Task brief ▸
Repeat, line for line, the entries printed below.

### Available data

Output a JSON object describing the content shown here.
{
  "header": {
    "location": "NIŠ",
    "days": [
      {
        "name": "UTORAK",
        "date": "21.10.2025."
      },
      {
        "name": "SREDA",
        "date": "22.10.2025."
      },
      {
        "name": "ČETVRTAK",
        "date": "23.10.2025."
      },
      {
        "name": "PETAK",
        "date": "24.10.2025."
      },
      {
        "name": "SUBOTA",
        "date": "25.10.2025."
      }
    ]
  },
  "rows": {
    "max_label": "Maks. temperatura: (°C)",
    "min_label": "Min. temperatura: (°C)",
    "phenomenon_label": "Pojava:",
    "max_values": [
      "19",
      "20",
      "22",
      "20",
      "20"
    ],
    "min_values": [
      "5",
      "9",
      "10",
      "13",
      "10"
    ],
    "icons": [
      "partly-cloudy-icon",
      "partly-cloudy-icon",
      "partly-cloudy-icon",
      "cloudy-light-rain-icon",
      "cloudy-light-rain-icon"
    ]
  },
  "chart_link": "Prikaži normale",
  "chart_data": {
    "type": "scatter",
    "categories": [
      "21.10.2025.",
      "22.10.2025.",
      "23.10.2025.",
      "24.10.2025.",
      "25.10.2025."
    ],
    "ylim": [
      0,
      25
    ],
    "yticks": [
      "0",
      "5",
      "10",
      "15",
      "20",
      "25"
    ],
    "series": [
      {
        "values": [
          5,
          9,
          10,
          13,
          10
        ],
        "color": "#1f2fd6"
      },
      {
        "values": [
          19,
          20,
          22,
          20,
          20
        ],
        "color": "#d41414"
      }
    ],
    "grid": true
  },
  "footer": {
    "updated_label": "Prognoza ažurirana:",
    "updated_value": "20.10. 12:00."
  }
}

######

The output ▸
Output a JSON object describing the content shown here.
{
  "header": {
    "location": "NIŠ",
    "days": [
      {
        "name": "UTORAK",
        "date": "21.10.2025."
      },
      {
        "name": "SREDA",
        "date": "22.10.2025."
      },
      {
        "name": "ČETVRTAK",
        "date": "23.10.2025."
      },
      {
        "name": "PETAK",
        "date": "24.10.2025."
      },
      {
        "name": "SUBOTA",
        "date": "25.10.2025."
      }
    ]
  },
  "rows": {
    "max_label": "Maks. temperatura: (°C)",
    "min_label": "Min. temperatura: (°C)",
    "phenomenon_label": "Pojava:",
    "max_values": [
      "19",
      "20",
      "22",
      "20",
      "20"
    ],
    "min_values": [
      "5",
      "9",
      "10",
      "13",
      "10"
    ],
    "icons": [
      "partly-cloudy-icon",
      "partly-cloudy-icon",
      "partly-cloudy-icon",
      "cloudy-light-rain-icon",
      "cloudy-light-rain-icon"
    ]
  },
  "chart_link": "Prikaži normale",
  "chart_data": {
    "type": "scatter",
    "categories": [
      "21.10.2025.",
      "22.10.2025.",
      "23.10.2025.",
      "24.10.2025.",
      "25.10.2025."
    ],
    "ylim": [
      0,
      25
    ],
    "yticks": [
      "0",
      "5",
      "10",
      "15",
      "20",
      "25"
    ],
    "series": [
      {
        "values": [
          5,
          9,
          10,
          13,
          10
        ],
        "color": "#1f2fd6"
      },
      {
        "values": [
          19,
          20,
          22,
          20,
          20
        ],
        "color": "#d41414"
      }
    ],
    "grid": true
  },
  "footer": {
    "updated_label": "Prognoza ažurirana:",
    "updated_value": "20.10. 12:00."
  }
}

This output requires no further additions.